- _Records_
------------------------
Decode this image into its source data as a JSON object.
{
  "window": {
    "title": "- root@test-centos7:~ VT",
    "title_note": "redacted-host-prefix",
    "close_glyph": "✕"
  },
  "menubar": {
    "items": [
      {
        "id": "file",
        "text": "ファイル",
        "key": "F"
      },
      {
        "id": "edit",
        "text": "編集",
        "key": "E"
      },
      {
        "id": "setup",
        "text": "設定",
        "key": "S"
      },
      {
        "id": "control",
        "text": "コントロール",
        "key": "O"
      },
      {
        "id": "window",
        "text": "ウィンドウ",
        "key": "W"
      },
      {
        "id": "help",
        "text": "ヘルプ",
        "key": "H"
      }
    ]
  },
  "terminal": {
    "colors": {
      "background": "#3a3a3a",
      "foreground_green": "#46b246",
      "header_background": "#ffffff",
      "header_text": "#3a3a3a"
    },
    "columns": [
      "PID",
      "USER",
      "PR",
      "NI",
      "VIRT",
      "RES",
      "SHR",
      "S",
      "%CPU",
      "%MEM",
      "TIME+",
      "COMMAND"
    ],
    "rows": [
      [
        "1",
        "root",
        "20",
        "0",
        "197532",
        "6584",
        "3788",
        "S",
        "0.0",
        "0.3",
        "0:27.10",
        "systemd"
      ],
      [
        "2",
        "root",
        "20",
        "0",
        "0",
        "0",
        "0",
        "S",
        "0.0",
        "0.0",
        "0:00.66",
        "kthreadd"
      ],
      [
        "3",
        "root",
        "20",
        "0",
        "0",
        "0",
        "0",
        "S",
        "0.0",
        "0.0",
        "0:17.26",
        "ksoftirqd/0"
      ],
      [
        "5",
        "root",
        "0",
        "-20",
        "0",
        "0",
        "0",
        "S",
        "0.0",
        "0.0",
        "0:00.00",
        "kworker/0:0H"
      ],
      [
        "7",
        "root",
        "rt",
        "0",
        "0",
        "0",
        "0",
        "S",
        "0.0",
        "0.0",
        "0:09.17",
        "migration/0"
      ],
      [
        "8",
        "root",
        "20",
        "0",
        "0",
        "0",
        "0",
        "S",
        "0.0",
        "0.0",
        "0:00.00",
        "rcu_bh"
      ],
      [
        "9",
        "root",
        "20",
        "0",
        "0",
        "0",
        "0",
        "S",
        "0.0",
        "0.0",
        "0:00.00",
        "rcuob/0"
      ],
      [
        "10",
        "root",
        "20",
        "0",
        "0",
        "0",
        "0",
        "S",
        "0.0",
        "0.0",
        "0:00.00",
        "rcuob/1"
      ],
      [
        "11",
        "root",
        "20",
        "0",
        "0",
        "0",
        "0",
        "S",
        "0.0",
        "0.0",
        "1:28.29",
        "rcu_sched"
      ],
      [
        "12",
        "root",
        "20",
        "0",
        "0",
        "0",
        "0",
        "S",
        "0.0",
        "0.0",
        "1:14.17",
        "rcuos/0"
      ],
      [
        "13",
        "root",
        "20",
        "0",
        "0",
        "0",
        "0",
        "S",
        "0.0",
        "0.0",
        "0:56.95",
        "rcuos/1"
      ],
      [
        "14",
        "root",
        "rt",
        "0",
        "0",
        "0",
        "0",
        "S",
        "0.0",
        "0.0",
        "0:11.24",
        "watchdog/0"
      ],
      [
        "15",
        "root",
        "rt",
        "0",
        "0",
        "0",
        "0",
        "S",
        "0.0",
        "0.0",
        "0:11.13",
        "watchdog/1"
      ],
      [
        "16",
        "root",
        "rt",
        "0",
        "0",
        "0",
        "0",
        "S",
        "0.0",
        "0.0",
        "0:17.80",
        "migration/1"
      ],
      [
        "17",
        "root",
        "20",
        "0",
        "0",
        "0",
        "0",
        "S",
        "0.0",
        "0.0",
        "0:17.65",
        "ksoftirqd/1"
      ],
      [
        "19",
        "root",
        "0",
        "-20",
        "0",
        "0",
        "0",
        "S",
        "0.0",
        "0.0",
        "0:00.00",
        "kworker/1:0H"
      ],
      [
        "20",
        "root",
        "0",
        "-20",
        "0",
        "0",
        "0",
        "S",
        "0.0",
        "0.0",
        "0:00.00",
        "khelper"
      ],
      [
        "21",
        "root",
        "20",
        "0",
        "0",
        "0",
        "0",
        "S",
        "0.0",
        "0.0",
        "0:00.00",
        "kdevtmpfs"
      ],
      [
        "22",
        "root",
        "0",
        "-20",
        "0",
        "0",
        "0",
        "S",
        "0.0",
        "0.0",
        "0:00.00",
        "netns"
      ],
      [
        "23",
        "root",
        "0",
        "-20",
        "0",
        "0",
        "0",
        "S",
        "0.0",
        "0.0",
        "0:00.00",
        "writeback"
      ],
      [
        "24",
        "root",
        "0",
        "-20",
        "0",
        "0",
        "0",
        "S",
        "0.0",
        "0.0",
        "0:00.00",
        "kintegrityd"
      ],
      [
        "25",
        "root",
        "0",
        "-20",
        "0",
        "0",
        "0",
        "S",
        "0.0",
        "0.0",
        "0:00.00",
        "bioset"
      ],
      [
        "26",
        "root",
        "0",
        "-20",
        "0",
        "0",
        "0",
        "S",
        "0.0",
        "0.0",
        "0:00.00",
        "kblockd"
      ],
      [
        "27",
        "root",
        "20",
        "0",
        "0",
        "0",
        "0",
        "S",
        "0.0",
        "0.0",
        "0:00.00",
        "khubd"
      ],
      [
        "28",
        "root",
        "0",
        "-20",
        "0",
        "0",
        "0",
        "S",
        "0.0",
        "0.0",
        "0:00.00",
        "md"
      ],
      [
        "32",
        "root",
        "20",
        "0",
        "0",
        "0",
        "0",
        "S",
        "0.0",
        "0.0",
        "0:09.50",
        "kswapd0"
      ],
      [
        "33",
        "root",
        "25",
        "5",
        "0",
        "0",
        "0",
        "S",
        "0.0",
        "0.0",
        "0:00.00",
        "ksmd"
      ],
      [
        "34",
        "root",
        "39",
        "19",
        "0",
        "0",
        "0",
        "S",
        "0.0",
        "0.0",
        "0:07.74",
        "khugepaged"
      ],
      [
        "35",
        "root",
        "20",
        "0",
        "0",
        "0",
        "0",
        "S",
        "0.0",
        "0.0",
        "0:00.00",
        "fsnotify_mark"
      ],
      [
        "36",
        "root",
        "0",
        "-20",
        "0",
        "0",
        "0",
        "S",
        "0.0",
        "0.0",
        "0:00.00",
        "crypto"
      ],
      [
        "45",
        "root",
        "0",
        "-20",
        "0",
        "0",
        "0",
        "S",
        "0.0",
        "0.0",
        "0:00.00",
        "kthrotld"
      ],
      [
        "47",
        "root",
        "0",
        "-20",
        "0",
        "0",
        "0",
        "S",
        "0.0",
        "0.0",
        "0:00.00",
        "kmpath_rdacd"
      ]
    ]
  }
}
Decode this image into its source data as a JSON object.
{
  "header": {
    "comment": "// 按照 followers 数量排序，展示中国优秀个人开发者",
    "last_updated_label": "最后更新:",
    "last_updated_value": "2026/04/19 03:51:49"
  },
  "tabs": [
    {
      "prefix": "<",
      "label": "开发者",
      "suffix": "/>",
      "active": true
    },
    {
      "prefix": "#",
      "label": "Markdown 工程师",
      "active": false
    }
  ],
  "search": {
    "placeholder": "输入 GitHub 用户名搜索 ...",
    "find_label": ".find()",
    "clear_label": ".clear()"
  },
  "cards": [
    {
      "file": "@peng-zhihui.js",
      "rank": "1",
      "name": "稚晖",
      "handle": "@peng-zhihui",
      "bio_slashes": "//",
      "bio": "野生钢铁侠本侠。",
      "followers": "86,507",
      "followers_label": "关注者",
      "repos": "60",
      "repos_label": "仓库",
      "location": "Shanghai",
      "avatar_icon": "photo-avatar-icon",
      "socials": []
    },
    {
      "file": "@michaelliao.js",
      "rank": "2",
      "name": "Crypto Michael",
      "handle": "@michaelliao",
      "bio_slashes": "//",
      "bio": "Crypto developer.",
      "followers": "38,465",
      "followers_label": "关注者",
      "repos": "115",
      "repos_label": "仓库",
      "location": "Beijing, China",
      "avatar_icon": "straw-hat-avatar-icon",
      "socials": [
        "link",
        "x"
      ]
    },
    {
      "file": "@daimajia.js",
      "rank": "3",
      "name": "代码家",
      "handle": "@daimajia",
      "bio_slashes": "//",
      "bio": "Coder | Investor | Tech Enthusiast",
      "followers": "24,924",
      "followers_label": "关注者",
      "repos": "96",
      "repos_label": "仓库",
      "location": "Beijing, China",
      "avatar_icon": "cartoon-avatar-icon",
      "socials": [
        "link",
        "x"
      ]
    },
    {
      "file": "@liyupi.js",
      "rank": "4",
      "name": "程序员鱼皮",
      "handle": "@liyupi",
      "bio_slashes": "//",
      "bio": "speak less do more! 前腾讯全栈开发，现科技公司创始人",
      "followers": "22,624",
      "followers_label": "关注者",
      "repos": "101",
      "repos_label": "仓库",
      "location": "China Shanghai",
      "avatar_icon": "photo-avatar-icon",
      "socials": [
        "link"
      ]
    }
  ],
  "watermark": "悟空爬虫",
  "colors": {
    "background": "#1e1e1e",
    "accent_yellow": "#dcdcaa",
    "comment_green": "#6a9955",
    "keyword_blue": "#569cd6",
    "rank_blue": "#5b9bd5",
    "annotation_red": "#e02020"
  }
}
------------------------
- _Requirements_
How many lines in the records hold the string "michaelliao"? Reply with the number alone.

- _Result_
2